* Available data
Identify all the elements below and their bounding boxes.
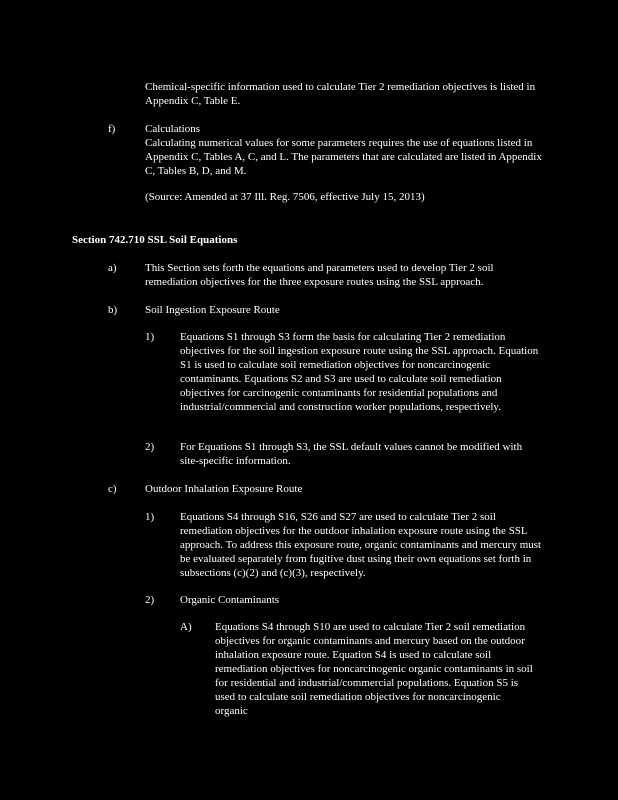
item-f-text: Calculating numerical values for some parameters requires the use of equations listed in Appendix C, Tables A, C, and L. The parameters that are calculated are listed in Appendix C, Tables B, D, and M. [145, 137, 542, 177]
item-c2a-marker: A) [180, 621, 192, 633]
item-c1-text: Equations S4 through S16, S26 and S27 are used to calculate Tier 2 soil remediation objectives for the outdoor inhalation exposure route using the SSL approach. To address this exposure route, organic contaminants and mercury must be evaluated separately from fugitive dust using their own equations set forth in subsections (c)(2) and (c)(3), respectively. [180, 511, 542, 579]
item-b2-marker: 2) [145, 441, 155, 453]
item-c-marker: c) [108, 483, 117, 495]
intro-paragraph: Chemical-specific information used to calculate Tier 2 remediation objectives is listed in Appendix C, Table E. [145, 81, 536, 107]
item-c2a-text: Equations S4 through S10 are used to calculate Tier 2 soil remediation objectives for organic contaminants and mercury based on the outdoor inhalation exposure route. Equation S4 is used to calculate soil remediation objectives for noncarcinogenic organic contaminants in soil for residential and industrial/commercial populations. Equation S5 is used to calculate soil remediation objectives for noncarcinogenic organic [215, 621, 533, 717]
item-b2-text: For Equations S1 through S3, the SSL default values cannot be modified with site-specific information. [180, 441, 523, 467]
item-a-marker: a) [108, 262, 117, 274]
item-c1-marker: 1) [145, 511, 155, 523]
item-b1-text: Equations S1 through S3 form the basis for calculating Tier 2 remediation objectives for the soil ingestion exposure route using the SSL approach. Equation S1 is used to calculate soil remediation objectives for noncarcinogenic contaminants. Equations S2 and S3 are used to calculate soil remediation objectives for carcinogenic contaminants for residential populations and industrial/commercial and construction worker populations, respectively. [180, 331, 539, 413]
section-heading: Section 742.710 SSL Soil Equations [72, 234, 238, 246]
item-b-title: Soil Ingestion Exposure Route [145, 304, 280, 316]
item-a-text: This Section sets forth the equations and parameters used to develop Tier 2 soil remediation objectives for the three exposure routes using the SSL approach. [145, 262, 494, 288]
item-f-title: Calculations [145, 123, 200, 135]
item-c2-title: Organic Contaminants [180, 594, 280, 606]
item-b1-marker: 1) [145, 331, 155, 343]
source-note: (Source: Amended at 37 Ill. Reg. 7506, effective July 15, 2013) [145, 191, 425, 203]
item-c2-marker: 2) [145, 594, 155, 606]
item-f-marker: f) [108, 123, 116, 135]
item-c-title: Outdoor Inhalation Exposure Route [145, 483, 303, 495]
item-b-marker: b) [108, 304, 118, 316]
--
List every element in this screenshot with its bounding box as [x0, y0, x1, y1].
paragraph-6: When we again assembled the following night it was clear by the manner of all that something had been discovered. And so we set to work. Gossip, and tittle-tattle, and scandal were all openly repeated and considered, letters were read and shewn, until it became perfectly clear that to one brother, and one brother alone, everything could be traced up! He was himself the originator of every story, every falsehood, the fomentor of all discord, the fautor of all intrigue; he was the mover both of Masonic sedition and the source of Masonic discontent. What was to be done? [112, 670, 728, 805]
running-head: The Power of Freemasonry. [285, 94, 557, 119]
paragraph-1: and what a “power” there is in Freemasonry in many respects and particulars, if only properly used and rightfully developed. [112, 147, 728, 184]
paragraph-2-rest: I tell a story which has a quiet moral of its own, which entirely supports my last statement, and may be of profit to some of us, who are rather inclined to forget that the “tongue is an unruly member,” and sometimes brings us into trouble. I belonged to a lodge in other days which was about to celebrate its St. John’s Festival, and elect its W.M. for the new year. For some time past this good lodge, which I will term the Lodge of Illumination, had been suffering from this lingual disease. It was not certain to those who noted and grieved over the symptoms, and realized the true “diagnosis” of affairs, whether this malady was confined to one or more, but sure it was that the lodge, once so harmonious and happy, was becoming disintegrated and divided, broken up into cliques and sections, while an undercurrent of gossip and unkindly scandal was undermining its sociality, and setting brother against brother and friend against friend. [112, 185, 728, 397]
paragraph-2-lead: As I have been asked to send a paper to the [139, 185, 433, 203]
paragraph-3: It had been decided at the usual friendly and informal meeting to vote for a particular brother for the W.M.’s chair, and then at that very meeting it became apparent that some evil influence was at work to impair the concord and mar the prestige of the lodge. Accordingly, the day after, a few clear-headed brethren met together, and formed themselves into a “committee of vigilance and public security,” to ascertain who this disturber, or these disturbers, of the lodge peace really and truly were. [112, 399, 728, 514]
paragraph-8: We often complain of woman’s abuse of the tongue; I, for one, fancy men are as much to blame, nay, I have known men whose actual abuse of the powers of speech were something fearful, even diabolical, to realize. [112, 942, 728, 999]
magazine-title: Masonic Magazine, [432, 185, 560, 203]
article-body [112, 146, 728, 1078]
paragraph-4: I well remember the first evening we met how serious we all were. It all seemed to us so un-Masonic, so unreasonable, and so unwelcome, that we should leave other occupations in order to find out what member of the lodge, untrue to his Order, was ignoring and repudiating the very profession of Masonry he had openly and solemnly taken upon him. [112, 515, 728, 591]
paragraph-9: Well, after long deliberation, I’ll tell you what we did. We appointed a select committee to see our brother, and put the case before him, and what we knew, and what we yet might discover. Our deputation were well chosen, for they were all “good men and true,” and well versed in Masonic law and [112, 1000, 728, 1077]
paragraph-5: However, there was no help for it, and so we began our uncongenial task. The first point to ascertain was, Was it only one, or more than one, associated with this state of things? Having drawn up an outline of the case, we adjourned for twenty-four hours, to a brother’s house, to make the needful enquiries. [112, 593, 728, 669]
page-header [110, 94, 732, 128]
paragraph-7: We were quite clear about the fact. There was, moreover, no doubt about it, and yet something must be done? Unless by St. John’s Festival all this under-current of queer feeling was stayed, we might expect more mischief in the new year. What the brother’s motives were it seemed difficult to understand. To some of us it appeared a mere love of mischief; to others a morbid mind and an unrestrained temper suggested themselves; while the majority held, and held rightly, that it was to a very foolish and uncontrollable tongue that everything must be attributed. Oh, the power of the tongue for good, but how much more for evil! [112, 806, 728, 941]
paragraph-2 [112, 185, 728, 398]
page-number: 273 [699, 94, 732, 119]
...
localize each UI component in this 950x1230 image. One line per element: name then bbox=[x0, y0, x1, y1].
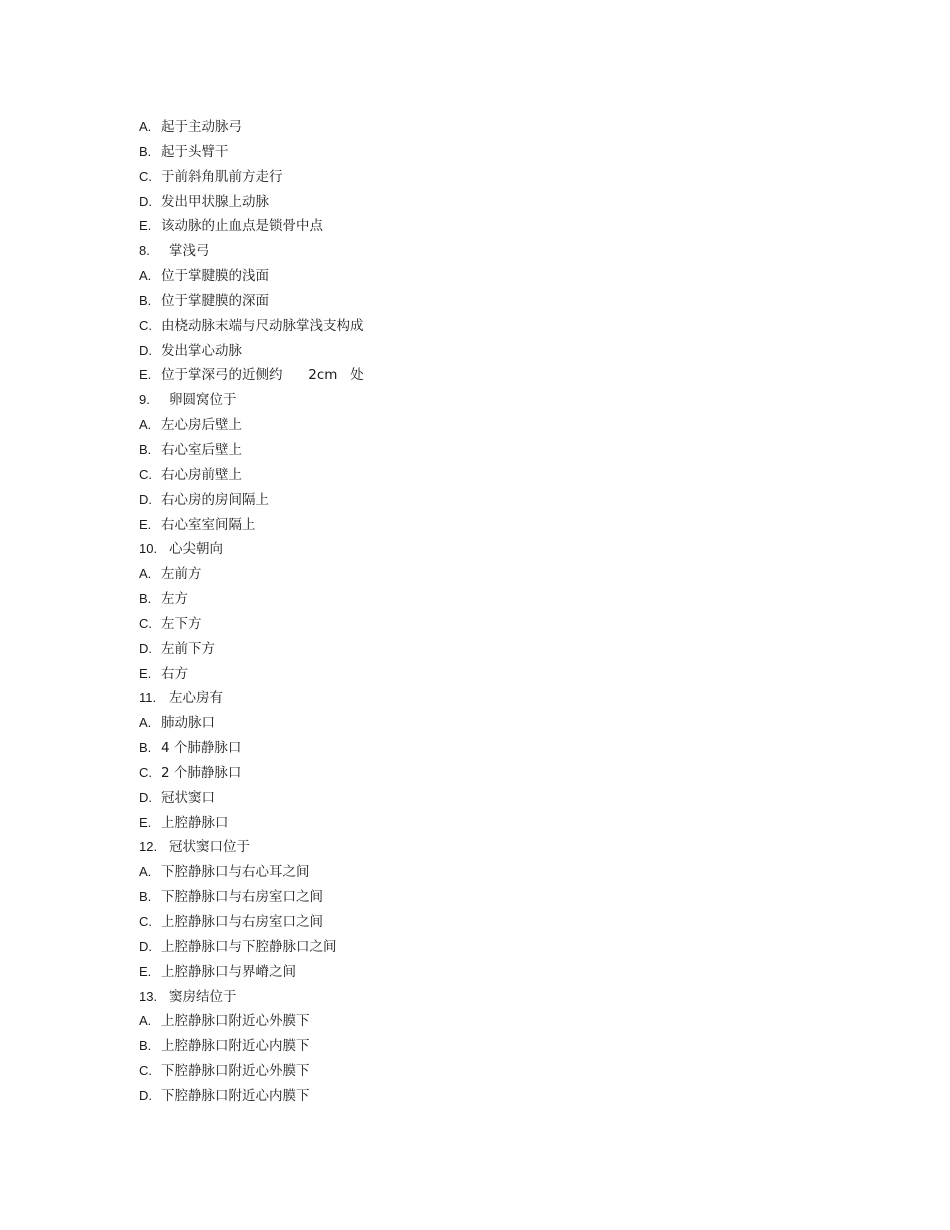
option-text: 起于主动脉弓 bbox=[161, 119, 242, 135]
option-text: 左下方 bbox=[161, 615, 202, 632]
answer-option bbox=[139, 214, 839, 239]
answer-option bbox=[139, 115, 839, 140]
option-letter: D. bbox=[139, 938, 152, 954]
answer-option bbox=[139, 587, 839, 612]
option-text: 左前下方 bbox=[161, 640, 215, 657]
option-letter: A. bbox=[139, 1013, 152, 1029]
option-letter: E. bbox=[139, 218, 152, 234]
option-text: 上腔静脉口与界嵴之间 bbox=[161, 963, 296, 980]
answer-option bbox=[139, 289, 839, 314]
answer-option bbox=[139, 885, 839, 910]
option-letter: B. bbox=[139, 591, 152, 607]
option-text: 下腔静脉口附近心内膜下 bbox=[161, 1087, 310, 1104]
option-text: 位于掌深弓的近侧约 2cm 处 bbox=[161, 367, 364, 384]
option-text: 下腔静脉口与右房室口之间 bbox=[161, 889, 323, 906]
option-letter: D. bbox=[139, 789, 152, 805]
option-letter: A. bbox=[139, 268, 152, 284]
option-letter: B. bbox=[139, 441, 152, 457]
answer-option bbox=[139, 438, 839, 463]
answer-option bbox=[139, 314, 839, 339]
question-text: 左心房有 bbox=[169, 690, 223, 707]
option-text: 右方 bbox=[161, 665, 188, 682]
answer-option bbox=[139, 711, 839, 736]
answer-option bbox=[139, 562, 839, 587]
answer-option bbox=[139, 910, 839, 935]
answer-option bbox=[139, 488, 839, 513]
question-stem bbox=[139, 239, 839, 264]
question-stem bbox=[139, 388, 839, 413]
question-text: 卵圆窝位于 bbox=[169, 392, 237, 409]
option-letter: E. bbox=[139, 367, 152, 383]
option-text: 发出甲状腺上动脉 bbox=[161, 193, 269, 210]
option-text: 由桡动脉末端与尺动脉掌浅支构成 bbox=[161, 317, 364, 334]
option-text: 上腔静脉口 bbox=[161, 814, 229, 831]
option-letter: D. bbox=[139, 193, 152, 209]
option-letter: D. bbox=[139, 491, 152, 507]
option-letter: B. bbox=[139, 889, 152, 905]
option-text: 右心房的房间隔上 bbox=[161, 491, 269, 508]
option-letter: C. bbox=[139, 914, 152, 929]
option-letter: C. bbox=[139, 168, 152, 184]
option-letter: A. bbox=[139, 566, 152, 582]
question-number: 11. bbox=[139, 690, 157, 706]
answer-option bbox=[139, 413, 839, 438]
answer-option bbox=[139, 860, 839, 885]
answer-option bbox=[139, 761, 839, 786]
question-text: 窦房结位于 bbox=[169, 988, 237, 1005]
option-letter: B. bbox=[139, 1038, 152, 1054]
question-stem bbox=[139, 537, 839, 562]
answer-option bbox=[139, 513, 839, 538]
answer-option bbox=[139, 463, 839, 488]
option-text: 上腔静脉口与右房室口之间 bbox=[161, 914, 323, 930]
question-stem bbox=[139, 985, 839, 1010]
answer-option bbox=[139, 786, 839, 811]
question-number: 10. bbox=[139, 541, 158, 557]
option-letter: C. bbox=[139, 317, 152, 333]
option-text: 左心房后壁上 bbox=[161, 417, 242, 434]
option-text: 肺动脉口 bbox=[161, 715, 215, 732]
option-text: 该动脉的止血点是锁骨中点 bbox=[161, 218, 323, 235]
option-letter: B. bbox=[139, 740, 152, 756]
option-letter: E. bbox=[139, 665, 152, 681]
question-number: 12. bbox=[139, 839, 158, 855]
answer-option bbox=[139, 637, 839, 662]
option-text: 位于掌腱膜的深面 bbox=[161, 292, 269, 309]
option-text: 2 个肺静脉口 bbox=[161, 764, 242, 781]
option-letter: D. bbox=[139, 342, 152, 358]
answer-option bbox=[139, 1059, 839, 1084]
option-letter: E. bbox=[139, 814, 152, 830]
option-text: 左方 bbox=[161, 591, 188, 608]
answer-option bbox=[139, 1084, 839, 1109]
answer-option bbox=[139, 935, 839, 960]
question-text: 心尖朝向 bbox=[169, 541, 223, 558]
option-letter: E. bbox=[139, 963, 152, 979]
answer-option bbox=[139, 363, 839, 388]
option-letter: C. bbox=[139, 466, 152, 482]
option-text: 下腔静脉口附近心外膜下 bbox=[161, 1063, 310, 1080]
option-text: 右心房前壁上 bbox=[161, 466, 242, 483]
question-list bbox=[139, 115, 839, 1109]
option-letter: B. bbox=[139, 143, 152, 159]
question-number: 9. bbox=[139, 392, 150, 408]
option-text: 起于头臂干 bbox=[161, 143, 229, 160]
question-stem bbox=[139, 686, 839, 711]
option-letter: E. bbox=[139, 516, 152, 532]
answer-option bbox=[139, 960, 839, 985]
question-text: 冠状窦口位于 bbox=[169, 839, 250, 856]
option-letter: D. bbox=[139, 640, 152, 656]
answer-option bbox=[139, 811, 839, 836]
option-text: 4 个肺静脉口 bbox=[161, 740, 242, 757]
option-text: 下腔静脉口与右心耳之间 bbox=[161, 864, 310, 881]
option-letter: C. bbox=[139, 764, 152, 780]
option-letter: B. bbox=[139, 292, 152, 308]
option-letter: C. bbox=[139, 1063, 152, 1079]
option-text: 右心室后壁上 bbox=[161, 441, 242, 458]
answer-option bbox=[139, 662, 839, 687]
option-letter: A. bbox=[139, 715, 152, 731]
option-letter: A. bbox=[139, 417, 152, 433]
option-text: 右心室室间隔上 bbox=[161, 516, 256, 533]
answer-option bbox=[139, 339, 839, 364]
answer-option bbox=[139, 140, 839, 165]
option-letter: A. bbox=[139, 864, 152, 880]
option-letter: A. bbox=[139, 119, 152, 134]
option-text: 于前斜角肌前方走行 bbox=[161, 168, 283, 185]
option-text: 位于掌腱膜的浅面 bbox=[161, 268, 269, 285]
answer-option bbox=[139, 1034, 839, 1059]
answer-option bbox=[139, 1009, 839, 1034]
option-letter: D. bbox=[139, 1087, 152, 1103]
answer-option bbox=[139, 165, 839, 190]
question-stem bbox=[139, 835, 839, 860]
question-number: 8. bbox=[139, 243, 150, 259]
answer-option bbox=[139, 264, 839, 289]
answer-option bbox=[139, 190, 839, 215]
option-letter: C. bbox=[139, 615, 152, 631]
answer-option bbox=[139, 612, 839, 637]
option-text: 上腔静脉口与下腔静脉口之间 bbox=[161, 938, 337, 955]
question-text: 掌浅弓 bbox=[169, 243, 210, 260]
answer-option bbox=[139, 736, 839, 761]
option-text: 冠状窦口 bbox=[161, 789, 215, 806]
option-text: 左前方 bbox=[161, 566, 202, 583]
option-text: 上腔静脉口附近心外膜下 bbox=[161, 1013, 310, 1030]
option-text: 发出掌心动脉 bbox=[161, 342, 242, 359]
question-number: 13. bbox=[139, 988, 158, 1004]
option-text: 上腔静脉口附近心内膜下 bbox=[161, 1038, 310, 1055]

* What you are asked to do
Copy the data word for word, starting at the line that has "item-f-text: Calculating numerical" and stopping after the line that has "item-c2a-marker: A) [180, 621, 192, 633]".

* Answer to the exercise
item-f-text: Calculating numerical values for some parameters requires the use of equations listed in Appendix C, Tables A, C, and L. The parameters that are calculated are listed in Appendix C, Tables B, D, and M. [145, 137, 542, 177]
item-c2a-marker: A) [180, 621, 192, 633]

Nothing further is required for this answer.